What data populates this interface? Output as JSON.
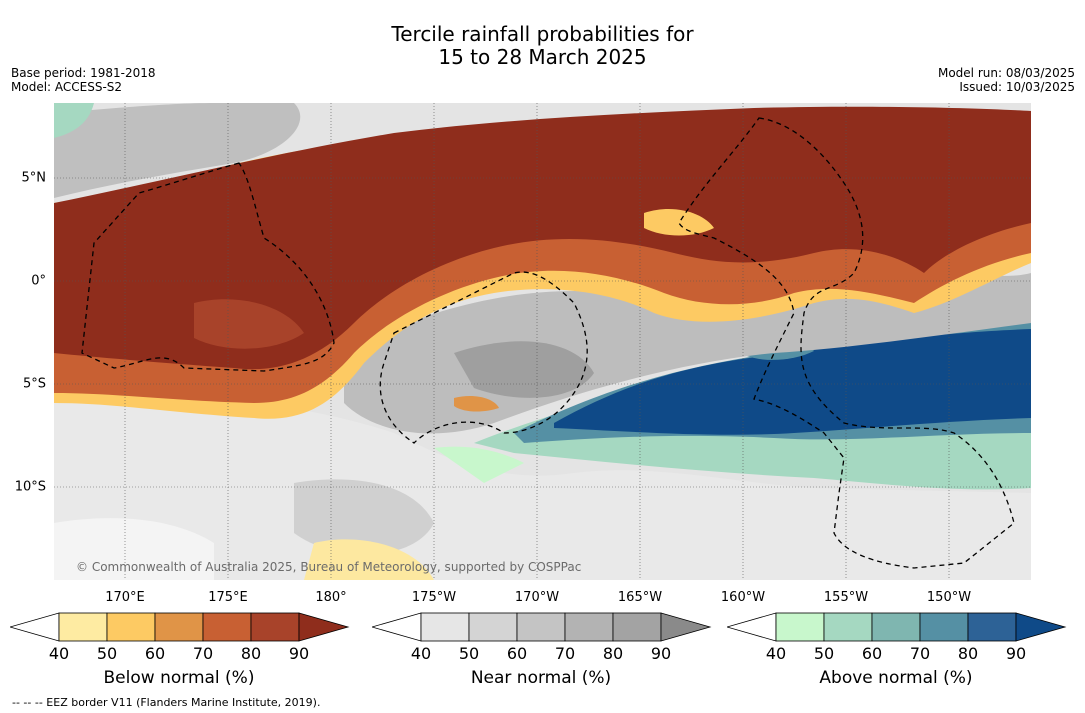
{
  "header": {
    "title_line1": "Tercile rainfall probabilities for",
    "title_line2": "15 to 28 March 2025",
    "base_period": "Base period: 1981-2018",
    "model": "Model: ACCESS-S2",
    "model_run": "Model run: 08/03/2025",
    "issued": "Issued: 10/03/2025"
  },
  "map": {
    "lon_labels": [
      "170°E",
      "175°E",
      "180°",
      "175°W",
      "170°W",
      "165°W",
      "160°W",
      "155°W",
      "150°W"
    ],
    "lat_labels": [
      "5°N",
      "0°",
      "5°S",
      "10°S"
    ],
    "copyright": "© Commonwealth of Australia 2025, Bureau of Meteorology, supported by COSPPac"
  },
  "colorbars": [
    {
      "title": "Below normal (%)",
      "ticks": [
        "40",
        "50",
        "60",
        "70",
        "80",
        "90"
      ],
      "colors": [
        "#ffffff",
        "#feeba2",
        "#fdca63",
        "#e09447",
        "#c86033",
        "#a8432a",
        "#8f2d1c"
      ]
    },
    {
      "title": "Near normal (%)",
      "ticks": [
        "40",
        "50",
        "60",
        "70",
        "80",
        "90"
      ],
      "colors": [
        "#ffffff",
        "#e6e6e6",
        "#d4d4d4",
        "#c4c4c4",
        "#b3b3b3",
        "#a3a3a3",
        "#8a8a8a"
      ]
    },
    {
      "title": "Above normal (%)",
      "ticks": [
        "40",
        "50",
        "60",
        "70",
        "80",
        "90"
      ],
      "colors": [
        "#ffffff",
        "#c8f7cc",
        "#a5d8c1",
        "#7fb6b0",
        "#5590a4",
        "#2d6296",
        "#0f4a88"
      ]
    }
  ],
  "footer": {
    "eez_legend": "--  --  -- EEZ border V11 (Flanders Marine Institute, 2019)."
  }
}
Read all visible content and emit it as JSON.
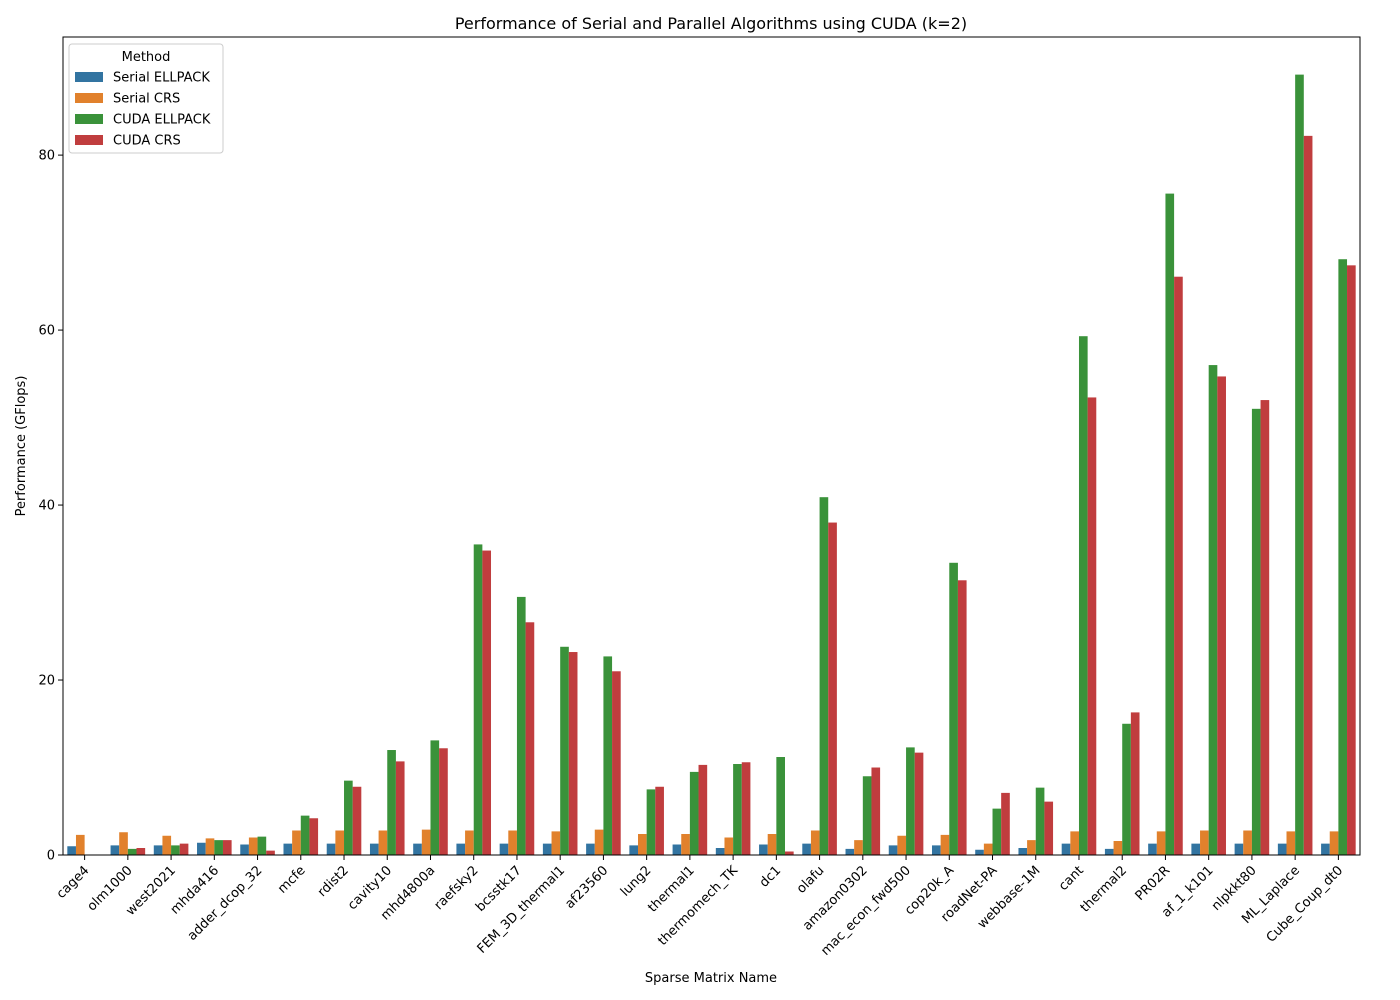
{
  "chart_data": {
    "type": "bar",
    "title": "Performance of Serial and Parallel Algorithms using CUDA (k=2)",
    "xlabel": "Sparse Matrix Name",
    "ylabel": "Performance (GFlops)",
    "ylim": [
      0,
      93.5
    ],
    "yticks": [
      0,
      20,
      40,
      60,
      80
    ],
    "grid": false,
    "legend": {
      "title": "Method",
      "placement": "top-left"
    },
    "categories": [
      "cage4",
      "olm1000",
      "west2021",
      "mhda416",
      "adder_dcop_32",
      "mcfe",
      "rdist2",
      "cavity10",
      "mhd4800a",
      "raefsky2",
      "bcsstk17",
      "FEM_3D_thermal1",
      "af23560",
      "lung2",
      "thermal1",
      "thermomech_TK",
      "dc1",
      "olafu",
      "amazon0302",
      "mac_econ_fwd500",
      "cop20k_A",
      "roadNet-PA",
      "webbase-1M",
      "cant",
      "thermal2",
      "PR02R",
      "af_1_k101",
      "nlpkkt80",
      "ML_Laplace",
      "Cube_Coup_dt0"
    ],
    "series": [
      {
        "name": "Serial ELLPACK",
        "color": "#3274a1",
        "values": [
          1.0,
          1.1,
          1.1,
          1.4,
          1.2,
          1.3,
          1.3,
          1.3,
          1.3,
          1.3,
          1.3,
          1.3,
          1.3,
          1.1,
          1.2,
          0.8,
          1.2,
          1.3,
          0.7,
          1.1,
          1.1,
          0.6,
          0.8,
          1.3,
          0.7,
          1.3,
          1.3,
          1.3,
          1.3,
          1.3
        ]
      },
      {
        "name": "Serial CRS",
        "color": "#e1812c",
        "values": [
          2.3,
          2.6,
          2.2,
          1.9,
          2.0,
          2.8,
          2.8,
          2.8,
          2.9,
          2.8,
          2.8,
          2.7,
          2.9,
          2.4,
          2.4,
          2.0,
          2.4,
          2.8,
          1.7,
          2.2,
          2.3,
          1.3,
          1.7,
          2.7,
          1.6,
          2.7,
          2.8,
          2.8,
          2.7,
          2.7
        ]
      },
      {
        "name": "CUDA ELLPACK",
        "color": "#3a923a",
        "values": [
          0.0,
          0.7,
          1.1,
          1.7,
          2.1,
          4.5,
          8.5,
          12.0,
          13.1,
          35.5,
          29.5,
          23.8,
          22.7,
          7.5,
          9.5,
          10.4,
          11.2,
          40.9,
          9.0,
          12.3,
          33.4,
          5.3,
          7.7,
          59.3,
          15.0,
          75.6,
          56.0,
          51.0,
          89.2,
          68.1
        ]
      },
      {
        "name": "CUDA CRS",
        "color": "#c03d3e",
        "values": [
          0.0,
          0.8,
          1.3,
          1.7,
          0.5,
          4.2,
          7.8,
          10.7,
          12.2,
          34.8,
          26.6,
          23.2,
          21.0,
          7.8,
          10.3,
          10.6,
          0.4,
          38.0,
          10.0,
          11.7,
          31.4,
          7.1,
          6.1,
          52.3,
          16.3,
          66.1,
          54.7,
          52.0,
          82.2,
          67.4
        ]
      }
    ]
  }
}
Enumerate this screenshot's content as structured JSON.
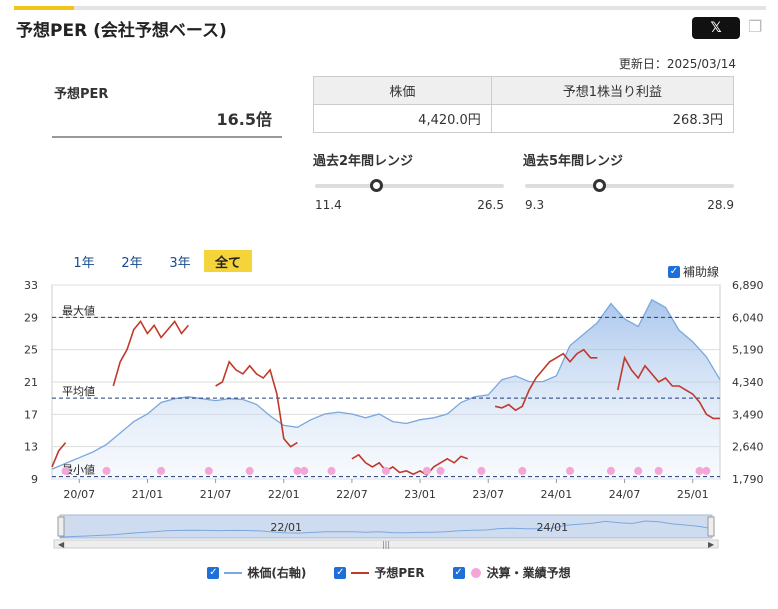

• WHAT TO WORK ON
Leave the images out, please, and restate each line word for word.

• ANSWER FOR THE TASK
What data populates this interface? Output as JSON.
{
  "header": {
    "title_line1": "Tercile rainfall probabilities for",
    "title_line2": "15 to 28 March 2025",
    "base_period": "Base period: 1981-2018",
    "model": "Model: ACCESS-S2",
    "model_run": "Model run: 08/03/2025",
    "issued": "Issued: 10/03/2025"
  },
  "map": {
    "lon_labels": [
      "170°E",
      "175°E",
      "180°",
      "175°W",
      "170°W",
      "165°W",
      "160°W",
      "155°W",
      "150°W"
    ],
    "lat_labels": [
      "5°N",
      "0°",
      "5°S",
      "10°S"
    ],
    "copyright": "© Commonwealth of Australia 2025, Bureau of Meteorology, supported by COSPPac"
  },
  "colorbars": [
    {
      "title": "Below normal (%)",
      "ticks": [
        "40",
        "50",
        "60",
        "70",
        "80",
        "90"
      ],
      "colors": [
        "#ffffff",
        "#feeba2",
        "#fdca63",
        "#e09447",
        "#c86033",
        "#a8432a",
        "#8f2d1c"
      ]
    },
    {
      "title": "Near normal (%)",
      "ticks": [
        "40",
        "50",
        "60",
        "70",
        "80",
        "90"
      ],
      "colors": [
        "#ffffff",
        "#e6e6e6",
        "#d4d4d4",
        "#c4c4c4",
        "#b3b3b3",
        "#a3a3a3",
        "#8a8a8a"
      ]
    },
    {
      "title": "Above normal (%)",
      "ticks": [
        "40",
        "50",
        "60",
        "70",
        "80",
        "90"
      ],
      "colors": [
        "#ffffff",
        "#c8f7cc",
        "#a5d8c1",
        "#7fb6b0",
        "#5590a4",
        "#2d6296",
        "#0f4a88"
      ]
    }
  ],
  "footer": {
    "eez_legend": "--  --  -- EEZ border V11 (Flanders Marine Institute, 2019)."
  }
}
Read all visible content and emit it as JSON.
{
  "chart_data": {
    "type": "bar",
    "title": "Performance of Serial and Parallel Algorithms using CUDA (k=2)",
    "xlabel": "Sparse Matrix Name",
    "ylabel": "Performance (GFlops)",
    "ylim": [
      0,
      93.5
    ],
    "yticks": [
      0,
      20,
      40,
      60,
      80
    ],
    "grid": false,
    "legend": {
      "title": "Method",
      "placement": "top-left"
    },
    "categories": [
      "cage4",
      "olm1000",
      "west2021",
      "mhda416",
      "adder_dcop_32",
      "mcfe",
      "rdist2",
      "cavity10",
      "mhd4800a",
      "raefsky2",
      "bcsstk17",
      "FEM_3D_thermal1",
      "af23560",
      "lung2",
      "thermal1",
      "thermomech_TK",
      "dc1",
      "olafu",
      "amazon0302",
      "mac_econ_fwd500",
      "cop20k_A",
      "roadNet-PA",
      "webbase-1M",
      "cant",
      "thermal2",
      "PR02R",
      "af_1_k101",
      "nlpkkt80",
      "ML_Laplace",
      "Cube_Coup_dt0"
    ],
    "series": [
      {
        "name": "Serial ELLPACK",
        "color": "#3274a1",
        "values": [
          1.0,
          1.1,
          1.1,
          1.4,
          1.2,
          1.3,
          1.3,
          1.3,
          1.3,
          1.3,
          1.3,
          1.3,
          1.3,
          1.1,
          1.2,
          0.8,
          1.2,
          1.3,
          0.7,
          1.1,
          1.1,
          0.6,
          0.8,
          1.3,
          0.7,
          1.3,
          1.3,
          1.3,
          1.3,
          1.3
        ]
      },
      {
        "name": "Serial CRS",
        "color": "#e1812c",
        "values": [
          2.3,
          2.6,
          2.2,
          1.9,
          2.0,
          2.8,
          2.8,
          2.8,
          2.9,
          2.8,
          2.8,
          2.7,
          2.9,
          2.4,
          2.4,
          2.0,
          2.4,
          2.8,
          1.7,
          2.2,
          2.3,
          1.3,
          1.7,
          2.7,
          1.6,
          2.7,
          2.8,
          2.8,
          2.7,
          2.7
        ]
      },
      {
        "name": "CUDA ELLPACK",
        "color": "#3a923a",
        "values": [
          0.0,
          0.7,
          1.1,
          1.7,
          2.1,
          4.5,
          8.5,
          12.0,
          13.1,
          35.5,
          29.5,
          23.8,
          22.7,
          7.5,
          9.5,
          10.4,
          11.2,
          40.9,
          9.0,
          12.3,
          33.4,
          5.3,
          7.7,
          59.3,
          15.0,
          75.6,
          56.0,
          51.0,
          89.2,
          68.1
        ]
      },
      {
        "name": "CUDA CRS",
        "color": "#c03d3e",
        "values": [
          0.0,
          0.8,
          1.3,
          1.7,
          0.5,
          4.2,
          7.8,
          10.7,
          12.2,
          34.8,
          26.6,
          23.2,
          21.0,
          7.8,
          10.3,
          10.6,
          0.4,
          38.0,
          10.0,
          11.7,
          31.4,
          7.1,
          6.1,
          52.3,
          16.3,
          66.1,
          54.7,
          52.0,
          82.2,
          67.4
        ]
      }
    ]
  }
}
Enumerate this screenshot's content as structured JSON.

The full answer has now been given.